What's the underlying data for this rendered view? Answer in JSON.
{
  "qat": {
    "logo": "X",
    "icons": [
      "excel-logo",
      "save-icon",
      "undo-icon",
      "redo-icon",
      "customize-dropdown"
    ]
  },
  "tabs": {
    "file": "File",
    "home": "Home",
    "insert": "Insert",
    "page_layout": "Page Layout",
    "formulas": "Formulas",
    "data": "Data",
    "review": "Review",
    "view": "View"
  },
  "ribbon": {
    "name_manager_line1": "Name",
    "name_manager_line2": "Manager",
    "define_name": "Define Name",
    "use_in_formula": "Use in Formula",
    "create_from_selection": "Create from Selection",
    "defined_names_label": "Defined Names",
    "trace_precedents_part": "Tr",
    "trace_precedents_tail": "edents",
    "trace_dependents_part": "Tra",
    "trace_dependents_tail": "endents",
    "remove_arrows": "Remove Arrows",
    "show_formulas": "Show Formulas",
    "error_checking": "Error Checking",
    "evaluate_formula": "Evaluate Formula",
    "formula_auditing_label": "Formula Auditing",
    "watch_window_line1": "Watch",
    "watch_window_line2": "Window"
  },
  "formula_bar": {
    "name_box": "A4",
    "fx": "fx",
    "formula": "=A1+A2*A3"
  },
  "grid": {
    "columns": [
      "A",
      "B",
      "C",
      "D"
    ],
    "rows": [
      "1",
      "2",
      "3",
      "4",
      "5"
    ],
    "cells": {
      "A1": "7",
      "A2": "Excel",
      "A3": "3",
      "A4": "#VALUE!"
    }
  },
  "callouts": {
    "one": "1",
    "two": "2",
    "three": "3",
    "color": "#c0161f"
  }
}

◆ ◆ ◆ ◆

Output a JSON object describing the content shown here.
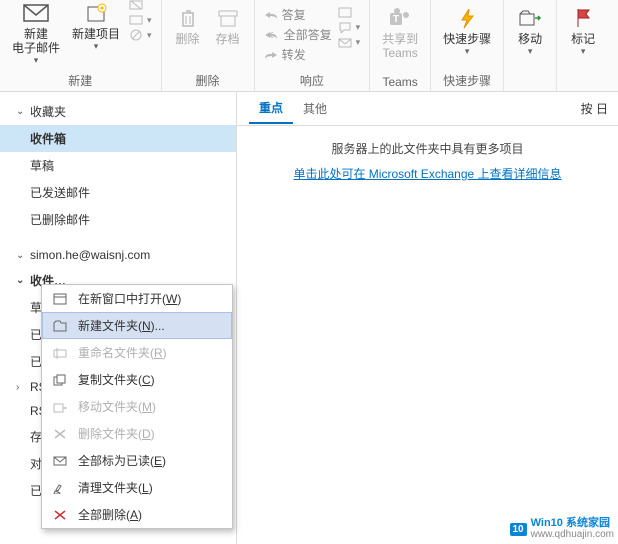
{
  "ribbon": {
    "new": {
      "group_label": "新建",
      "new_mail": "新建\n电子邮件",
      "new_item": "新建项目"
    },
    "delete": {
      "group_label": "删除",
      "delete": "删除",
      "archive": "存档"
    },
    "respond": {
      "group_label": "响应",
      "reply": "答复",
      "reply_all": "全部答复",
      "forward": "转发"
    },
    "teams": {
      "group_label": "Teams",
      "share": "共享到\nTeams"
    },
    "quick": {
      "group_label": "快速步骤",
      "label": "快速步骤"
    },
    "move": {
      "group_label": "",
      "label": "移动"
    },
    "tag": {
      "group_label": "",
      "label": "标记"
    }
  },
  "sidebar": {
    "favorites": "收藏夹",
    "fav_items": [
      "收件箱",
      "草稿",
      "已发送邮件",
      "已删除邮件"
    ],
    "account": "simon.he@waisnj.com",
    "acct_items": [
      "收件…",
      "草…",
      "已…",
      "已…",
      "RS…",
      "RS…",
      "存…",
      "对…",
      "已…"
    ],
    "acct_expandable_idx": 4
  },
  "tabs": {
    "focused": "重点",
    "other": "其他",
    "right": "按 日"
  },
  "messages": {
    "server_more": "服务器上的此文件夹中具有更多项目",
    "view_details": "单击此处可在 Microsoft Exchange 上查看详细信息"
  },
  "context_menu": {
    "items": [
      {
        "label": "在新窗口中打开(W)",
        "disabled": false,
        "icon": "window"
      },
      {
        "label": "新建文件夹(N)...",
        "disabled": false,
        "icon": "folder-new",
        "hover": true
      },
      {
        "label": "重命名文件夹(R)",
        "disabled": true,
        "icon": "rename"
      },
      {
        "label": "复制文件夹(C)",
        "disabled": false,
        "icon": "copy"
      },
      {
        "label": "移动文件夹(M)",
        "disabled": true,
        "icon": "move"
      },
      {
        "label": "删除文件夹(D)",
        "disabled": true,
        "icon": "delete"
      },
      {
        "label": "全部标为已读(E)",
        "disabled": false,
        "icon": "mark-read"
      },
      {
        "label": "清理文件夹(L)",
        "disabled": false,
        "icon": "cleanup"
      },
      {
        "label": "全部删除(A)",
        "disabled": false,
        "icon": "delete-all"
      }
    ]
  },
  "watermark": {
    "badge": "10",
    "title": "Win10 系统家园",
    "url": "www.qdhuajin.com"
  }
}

◆ ◆ ◆ ◆

From the listing above, copy all lines holding the word "data".

▶ _Reply to the task_
What's the underlying data for this rendered view? Answer in JSON.
    "data": "Data",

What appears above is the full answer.